◆ **AUFGABENSTELLUNG**: Schreiben Sie aus der Auflistung den Abschnitt von der Zeile mit „bar [454, 165, 475, 552]“ bis einschließlich der Zeile mit „bar [121, 195, 141, 552]“ unverändert ab.

====== AUSGANGSMATERIAL

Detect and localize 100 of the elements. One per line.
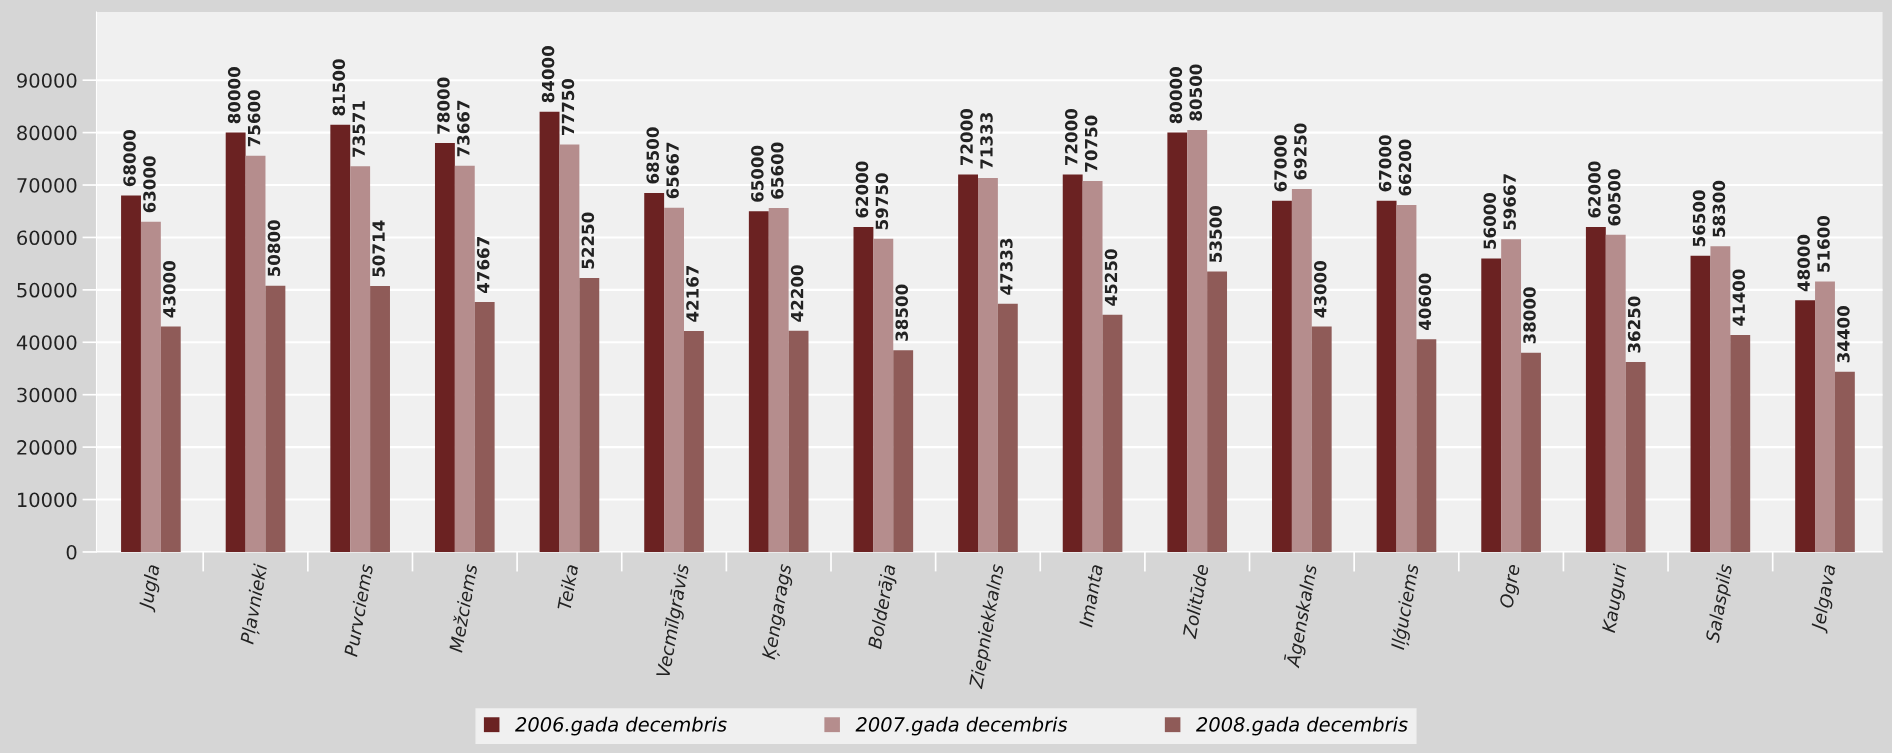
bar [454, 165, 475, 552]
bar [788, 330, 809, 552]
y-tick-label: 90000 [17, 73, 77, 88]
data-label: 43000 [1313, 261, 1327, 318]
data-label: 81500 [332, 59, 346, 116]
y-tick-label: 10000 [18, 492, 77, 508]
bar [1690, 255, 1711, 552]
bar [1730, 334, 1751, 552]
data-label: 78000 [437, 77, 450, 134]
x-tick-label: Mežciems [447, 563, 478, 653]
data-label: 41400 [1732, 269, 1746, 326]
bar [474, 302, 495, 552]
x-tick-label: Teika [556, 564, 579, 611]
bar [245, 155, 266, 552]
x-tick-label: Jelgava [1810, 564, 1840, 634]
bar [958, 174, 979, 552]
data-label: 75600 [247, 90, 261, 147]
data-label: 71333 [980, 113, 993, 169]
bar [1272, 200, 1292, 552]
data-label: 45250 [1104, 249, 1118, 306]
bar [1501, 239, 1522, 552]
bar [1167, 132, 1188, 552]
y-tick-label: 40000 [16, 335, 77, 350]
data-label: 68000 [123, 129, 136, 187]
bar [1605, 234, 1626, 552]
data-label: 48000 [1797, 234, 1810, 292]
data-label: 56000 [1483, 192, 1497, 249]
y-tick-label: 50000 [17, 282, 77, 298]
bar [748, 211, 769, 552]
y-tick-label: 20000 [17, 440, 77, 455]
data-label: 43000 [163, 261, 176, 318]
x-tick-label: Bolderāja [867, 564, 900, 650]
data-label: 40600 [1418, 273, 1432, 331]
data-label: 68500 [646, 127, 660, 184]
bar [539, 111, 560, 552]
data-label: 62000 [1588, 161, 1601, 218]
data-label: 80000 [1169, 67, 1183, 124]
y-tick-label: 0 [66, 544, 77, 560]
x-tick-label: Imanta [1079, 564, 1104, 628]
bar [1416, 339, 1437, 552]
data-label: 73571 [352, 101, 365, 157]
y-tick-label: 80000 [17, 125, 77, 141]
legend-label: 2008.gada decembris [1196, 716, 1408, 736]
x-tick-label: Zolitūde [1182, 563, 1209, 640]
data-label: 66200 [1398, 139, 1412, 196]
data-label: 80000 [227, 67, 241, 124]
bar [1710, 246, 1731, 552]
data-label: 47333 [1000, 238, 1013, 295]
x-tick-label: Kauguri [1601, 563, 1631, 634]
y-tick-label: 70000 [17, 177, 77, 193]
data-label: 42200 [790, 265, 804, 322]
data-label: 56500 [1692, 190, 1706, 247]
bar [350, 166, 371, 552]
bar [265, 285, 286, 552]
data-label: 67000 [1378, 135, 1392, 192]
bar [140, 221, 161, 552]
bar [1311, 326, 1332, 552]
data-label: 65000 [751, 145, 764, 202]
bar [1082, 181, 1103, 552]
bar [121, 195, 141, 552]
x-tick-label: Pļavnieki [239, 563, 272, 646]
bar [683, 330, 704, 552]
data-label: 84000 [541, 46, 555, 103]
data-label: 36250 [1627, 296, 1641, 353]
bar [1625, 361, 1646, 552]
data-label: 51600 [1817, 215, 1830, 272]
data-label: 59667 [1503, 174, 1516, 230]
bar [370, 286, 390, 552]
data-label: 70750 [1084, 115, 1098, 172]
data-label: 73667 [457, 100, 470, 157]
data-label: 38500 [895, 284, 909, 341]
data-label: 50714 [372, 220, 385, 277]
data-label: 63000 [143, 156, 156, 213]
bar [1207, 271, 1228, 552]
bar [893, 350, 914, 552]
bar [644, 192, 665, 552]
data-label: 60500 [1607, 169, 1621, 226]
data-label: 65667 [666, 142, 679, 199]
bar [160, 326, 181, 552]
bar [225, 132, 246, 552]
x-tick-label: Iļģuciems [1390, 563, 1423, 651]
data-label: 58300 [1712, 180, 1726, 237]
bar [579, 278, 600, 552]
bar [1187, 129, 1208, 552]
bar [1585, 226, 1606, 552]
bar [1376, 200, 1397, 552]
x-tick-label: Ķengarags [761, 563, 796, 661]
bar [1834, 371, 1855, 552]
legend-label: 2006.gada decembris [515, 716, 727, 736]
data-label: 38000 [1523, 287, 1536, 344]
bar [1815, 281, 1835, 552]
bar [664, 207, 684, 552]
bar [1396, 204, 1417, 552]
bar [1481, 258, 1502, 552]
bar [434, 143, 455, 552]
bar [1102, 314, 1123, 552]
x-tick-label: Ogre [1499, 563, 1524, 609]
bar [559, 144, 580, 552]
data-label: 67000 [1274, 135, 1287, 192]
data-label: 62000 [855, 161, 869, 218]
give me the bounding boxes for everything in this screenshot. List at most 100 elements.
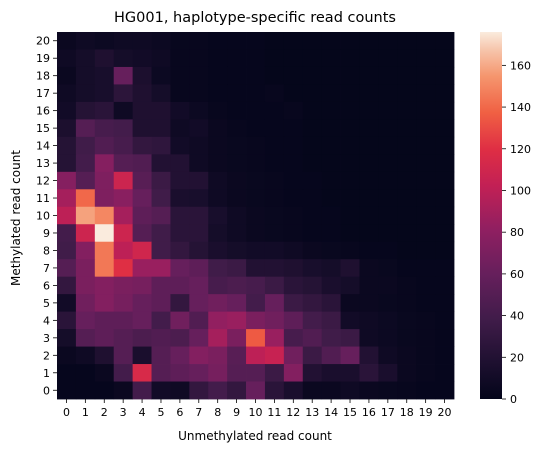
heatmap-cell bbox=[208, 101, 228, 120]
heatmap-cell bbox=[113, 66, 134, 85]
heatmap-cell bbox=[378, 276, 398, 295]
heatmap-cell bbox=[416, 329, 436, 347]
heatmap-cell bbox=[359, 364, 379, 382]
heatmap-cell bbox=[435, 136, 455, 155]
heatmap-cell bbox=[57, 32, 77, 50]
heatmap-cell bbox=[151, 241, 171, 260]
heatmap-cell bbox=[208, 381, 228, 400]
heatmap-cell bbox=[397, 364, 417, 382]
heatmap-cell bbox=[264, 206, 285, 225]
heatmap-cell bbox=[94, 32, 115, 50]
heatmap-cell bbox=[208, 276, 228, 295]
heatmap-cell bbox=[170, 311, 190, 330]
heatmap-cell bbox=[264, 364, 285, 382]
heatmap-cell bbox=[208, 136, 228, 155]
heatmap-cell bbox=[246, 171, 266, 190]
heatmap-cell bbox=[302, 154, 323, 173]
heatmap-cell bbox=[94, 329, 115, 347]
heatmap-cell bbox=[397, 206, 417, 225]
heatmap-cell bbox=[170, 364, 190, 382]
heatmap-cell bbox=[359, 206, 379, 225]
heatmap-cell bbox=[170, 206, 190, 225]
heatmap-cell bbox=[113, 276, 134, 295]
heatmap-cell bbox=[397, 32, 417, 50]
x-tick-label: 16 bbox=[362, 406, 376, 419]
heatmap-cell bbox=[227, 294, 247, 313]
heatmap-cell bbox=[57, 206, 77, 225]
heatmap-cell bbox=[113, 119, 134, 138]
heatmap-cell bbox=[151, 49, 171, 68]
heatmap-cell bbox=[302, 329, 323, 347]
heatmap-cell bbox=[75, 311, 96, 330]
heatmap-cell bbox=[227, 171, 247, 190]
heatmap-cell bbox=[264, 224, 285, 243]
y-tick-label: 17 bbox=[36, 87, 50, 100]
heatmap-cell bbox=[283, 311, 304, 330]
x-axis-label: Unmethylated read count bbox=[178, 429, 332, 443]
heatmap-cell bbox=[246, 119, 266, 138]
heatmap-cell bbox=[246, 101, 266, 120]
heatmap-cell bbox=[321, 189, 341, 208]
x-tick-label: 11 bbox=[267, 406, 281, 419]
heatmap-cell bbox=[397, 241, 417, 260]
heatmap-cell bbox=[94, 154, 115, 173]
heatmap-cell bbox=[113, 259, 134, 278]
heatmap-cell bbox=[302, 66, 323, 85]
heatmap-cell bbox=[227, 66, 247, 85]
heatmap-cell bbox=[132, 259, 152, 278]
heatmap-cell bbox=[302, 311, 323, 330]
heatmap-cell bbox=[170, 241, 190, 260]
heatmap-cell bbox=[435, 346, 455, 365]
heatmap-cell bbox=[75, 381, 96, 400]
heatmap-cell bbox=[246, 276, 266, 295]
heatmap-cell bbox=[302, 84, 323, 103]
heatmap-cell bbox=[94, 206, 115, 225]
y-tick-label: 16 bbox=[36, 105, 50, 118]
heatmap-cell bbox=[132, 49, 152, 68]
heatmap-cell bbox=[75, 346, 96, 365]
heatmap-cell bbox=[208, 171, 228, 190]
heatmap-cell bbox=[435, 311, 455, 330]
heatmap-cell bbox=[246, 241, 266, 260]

============

◆ **RICHTIGES ERGEBNIS**:
bar [454, 165, 475, 552]
bar [788, 330, 809, 552]
y-tick-label: 90000 [17, 73, 77, 88]
data-label: 43000 [1313, 261, 1327, 318]
data-label: 81500 [332, 59, 346, 116]
y-tick-label: 10000 [18, 492, 77, 508]
bar [1690, 255, 1711, 552]
bar [1730, 334, 1751, 552]
data-label: 78000 [437, 77, 450, 134]
x-tick-label: Mežciems [447, 563, 478, 653]
data-label: 41400 [1732, 269, 1746, 326]
bar [474, 302, 495, 552]
x-tick-label: Teika [556, 564, 579, 611]
bar [245, 155, 266, 552]
x-tick-label: Jelgava [1810, 564, 1840, 634]
bar [958, 174, 979, 552]
data-label: 75600 [247, 90, 261, 147]
data-label: 71333 [980, 113, 993, 169]
bar [1272, 200, 1292, 552]
data-label: 45250 [1104, 249, 1118, 306]
bar [1501, 239, 1522, 552]
bar [1167, 132, 1188, 552]
y-tick-label: 40000 [16, 335, 77, 350]
data-label: 68000 [123, 129, 136, 187]
bar [1605, 234, 1626, 552]
data-label: 48000 [1797, 234, 1810, 292]
data-label: 56000 [1483, 192, 1497, 249]
y-tick-label: 50000 [17, 282, 77, 298]
bar [748, 211, 769, 552]
y-tick-label: 20000 [17, 440, 77, 455]
data-label: 43000 [163, 261, 176, 318]
x-tick-label: Bolderāja [867, 564, 900, 650]
data-label: 40600 [1418, 273, 1432, 331]
data-label: 68500 [646, 127, 660, 184]
bar [539, 111, 560, 552]
data-label: 62000 [1588, 161, 1601, 218]
data-label: 80000 [1169, 67, 1183, 124]
y-tick-label: 0 [66, 544, 77, 560]
x-tick-label: Imanta [1079, 564, 1104, 628]
bar [1416, 339, 1437, 552]
data-label: 73571 [352, 101, 365, 157]
y-tick-label: 80000 [17, 125, 77, 141]
legend-label: 2008.gada decembris [1196, 716, 1408, 736]
x-tick-label: Zolitūde [1182, 563, 1209, 640]
data-label: 66200 [1398, 139, 1412, 196]
data-label: 80000 [227, 67, 241, 124]
bar [1710, 246, 1731, 552]
data-label: 47333 [1000, 238, 1013, 295]
x-tick-label: Kauguri [1601, 563, 1631, 634]
y-tick-label: 70000 [17, 177, 77, 193]
data-label: 42200 [790, 265, 804, 322]
data-label: 56500 [1692, 190, 1706, 247]
bar [350, 166, 371, 552]
bar [265, 285, 286, 552]
data-label: 67000 [1378, 135, 1392, 192]
bar [140, 221, 161, 552]
bar [1311, 326, 1332, 552]
data-label: 65000 [751, 145, 764, 202]
bar [1082, 181, 1103, 552]
bar [121, 195, 141, 552]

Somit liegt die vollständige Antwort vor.